■ What to do: In the forum thread below, what job title does one reply suggest the original poster aspire to next?

══ Passage ══

I've been working as an architect for the past 2 years and I've come to an understanding that I'm not great at creating concepts and creative works, which is very much needed as an architect. But I can say I'm good at the stages that comes after the conceptual development,like design problem solving, working drawings, shop drawings etc. and also on the project management side(by occasionally working with the senior project manager). 

So, What field/post can I pursue or look forward to work (or further studies) since I'm really bad at the creative side. Looking forward to hearing suggestions from an experienced personnel. Thank you so much!  

 
Feb 6, 18 9:57 am
Non Sequitur

Excellent and intelligent detailing is more important in the long run than creative flair.  If you like CD and CA, stick to it.  New grunts will come and go and provide the inexpensive design you'll take and complete buildings.

What field? Specifications or building enveloppe consultant looks like a good direction.

Feb 6, 18 10:02 am
randomised

Most architects are not great at creating concepts and creative works, simply look around you.

Feb 6, 18 10:32 am
JLC-1

That's the way it always has been, you were supposed to learn how things get built in school, then practice with an architect to see how the ideas came to be; now it's all upside down, schools don't teach you anything about building, but "celebrate" your creation of impossible utopias than can't even be built, and you get to work with all the wrong "ideas" in your head, this is a career, you start slow, then pick-up the pace until you set the pace, can't go around it....

Feb 6, 18 10:47 am
shellarchitect

it's unfortunate that schools focus so much on design and virtually ignore that other 95% of what it takes to actually get a building built.

seems like "project architect" would be the next title for you to aspire to 

Feb 6, 18 11:49 am
citizen

Completely agree with all of  the above.  You have the marketable skills, and owe no apology for that.

Shell is right about the over-emphasis on conceptual work to the exclusion of other, very critical abilities.  This is visible all over Archinect as well.  The abundance of under-thought headlines by some of the fanboy/girl bloggers linking to the latest rendering or utterance by [insert Starchitect name here] reveals much.

Some of the best content here (to me) is war stories from folks who know whereof they speak... about detailing, field conditions, entitlements, clients, office management, local culture, etcetera.

Feb 6, 18 3:46 pm
thatsthat

I'm not sure exactly how you came to this realization, but only 2 years in... chances are you're still going through the growing pains of figuring out how to do your job.  To echo what others have said, keep growing, keep learning, and don't let the BS get you down.  You'll be able to create some truly awesome work (and hopefully make clients very happy) if you are able to complete projects on time, on budget, and well made.

Some of the best content here (to me) is war stories from folks who know whereof they speak... about detailing, field conditions, entitlements, clients, office management, local culture, etcetera.

I had a Construction Documents class in undergrad where the lecture component was solely a project manager from a nearby bigger city firm who would come and tell his war stories.  Showed us pictures of projects where the contractor screwed up a flashing detail, interior elevation in a room, exit stair, etc., because the documents weren't clear enough.  He talked about how much money it was costing the client and how they approached fixing the issue.  It was a huge eye-opener.

═══
══ Dataset excerpts ══

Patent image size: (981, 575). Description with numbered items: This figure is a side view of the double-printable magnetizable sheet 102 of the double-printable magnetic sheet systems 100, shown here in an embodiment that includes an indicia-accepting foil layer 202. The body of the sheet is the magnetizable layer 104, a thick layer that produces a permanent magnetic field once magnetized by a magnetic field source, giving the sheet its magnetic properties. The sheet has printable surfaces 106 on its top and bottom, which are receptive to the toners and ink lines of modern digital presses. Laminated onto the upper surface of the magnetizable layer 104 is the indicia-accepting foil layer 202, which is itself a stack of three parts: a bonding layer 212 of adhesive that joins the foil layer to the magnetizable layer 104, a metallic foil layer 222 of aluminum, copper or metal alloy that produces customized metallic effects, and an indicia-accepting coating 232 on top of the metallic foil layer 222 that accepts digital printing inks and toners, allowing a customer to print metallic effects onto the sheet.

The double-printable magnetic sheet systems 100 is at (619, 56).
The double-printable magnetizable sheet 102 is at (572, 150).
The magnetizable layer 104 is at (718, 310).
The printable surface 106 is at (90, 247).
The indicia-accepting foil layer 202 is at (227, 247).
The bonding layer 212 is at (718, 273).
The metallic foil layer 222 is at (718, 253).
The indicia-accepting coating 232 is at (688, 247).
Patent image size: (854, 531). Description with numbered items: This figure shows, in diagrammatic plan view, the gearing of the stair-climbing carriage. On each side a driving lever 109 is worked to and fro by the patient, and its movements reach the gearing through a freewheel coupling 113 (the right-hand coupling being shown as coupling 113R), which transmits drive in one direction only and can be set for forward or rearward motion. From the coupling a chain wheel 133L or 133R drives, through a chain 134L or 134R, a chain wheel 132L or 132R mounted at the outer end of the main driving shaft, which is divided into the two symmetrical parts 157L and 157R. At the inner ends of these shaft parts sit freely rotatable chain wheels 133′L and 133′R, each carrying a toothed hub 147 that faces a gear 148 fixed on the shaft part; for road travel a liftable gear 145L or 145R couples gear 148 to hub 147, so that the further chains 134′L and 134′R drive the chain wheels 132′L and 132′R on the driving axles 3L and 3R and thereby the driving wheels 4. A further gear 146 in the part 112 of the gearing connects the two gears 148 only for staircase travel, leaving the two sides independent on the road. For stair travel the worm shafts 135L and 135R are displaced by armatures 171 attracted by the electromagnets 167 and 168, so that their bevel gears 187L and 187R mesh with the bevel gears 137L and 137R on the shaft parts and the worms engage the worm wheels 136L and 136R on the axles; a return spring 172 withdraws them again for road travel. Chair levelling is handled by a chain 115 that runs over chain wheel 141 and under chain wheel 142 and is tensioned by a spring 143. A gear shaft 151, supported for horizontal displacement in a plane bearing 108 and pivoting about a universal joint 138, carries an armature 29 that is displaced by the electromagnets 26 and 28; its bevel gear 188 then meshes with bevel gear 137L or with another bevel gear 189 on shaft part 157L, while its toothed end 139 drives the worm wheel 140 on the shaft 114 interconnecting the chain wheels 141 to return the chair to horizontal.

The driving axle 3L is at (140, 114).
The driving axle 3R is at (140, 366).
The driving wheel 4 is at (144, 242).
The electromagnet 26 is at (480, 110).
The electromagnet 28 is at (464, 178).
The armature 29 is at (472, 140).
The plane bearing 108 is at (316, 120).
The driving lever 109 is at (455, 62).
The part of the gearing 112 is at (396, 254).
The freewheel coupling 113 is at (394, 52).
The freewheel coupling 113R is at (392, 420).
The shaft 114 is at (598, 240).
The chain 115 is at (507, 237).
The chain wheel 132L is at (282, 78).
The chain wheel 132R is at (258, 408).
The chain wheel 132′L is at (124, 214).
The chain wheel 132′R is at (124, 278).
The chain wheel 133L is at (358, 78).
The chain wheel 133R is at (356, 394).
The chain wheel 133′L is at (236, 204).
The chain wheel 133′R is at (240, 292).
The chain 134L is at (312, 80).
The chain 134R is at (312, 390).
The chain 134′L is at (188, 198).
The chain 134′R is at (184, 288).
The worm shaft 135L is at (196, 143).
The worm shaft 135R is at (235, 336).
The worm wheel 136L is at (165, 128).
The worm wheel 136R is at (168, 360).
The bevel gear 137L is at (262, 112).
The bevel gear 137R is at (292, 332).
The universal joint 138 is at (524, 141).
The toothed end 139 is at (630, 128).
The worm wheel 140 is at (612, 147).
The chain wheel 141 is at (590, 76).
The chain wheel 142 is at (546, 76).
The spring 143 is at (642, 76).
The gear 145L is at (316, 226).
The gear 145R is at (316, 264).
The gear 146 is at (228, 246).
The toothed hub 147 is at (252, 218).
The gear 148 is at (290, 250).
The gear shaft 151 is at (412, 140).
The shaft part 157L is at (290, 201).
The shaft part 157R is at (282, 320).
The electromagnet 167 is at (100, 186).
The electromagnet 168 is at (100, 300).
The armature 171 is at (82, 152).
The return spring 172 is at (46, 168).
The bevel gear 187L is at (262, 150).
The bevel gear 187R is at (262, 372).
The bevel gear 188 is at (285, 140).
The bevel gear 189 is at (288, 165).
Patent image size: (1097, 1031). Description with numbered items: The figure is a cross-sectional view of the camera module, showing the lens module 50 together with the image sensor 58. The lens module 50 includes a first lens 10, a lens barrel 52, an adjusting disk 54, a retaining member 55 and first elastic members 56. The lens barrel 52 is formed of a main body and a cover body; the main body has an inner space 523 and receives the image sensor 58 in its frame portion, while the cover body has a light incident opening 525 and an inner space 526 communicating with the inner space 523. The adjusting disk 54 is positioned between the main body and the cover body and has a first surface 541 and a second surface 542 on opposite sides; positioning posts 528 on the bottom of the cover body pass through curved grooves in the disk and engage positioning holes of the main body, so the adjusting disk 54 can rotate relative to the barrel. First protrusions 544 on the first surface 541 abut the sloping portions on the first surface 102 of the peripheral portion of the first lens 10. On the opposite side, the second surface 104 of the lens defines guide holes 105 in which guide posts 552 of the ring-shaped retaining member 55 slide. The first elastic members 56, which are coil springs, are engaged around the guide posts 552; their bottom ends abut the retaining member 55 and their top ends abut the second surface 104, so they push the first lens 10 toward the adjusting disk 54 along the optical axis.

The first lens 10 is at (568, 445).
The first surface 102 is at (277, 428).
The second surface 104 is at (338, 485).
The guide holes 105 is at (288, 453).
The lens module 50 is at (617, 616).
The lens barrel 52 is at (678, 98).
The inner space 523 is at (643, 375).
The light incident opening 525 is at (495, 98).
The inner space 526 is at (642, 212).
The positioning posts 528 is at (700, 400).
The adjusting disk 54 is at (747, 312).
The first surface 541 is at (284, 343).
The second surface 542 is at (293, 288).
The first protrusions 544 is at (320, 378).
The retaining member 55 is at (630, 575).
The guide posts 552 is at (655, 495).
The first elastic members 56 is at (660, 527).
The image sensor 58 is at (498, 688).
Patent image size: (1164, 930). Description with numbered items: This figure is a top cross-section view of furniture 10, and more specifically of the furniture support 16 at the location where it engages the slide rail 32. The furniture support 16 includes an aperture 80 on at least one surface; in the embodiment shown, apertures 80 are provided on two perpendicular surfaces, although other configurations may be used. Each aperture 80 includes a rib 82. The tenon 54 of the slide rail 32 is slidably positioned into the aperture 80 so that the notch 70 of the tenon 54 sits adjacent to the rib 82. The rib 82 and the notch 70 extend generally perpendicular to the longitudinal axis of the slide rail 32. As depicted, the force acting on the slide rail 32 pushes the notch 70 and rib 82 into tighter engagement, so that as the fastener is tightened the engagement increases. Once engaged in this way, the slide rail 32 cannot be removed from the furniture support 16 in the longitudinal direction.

═══

■ Answer for the task: Project architect.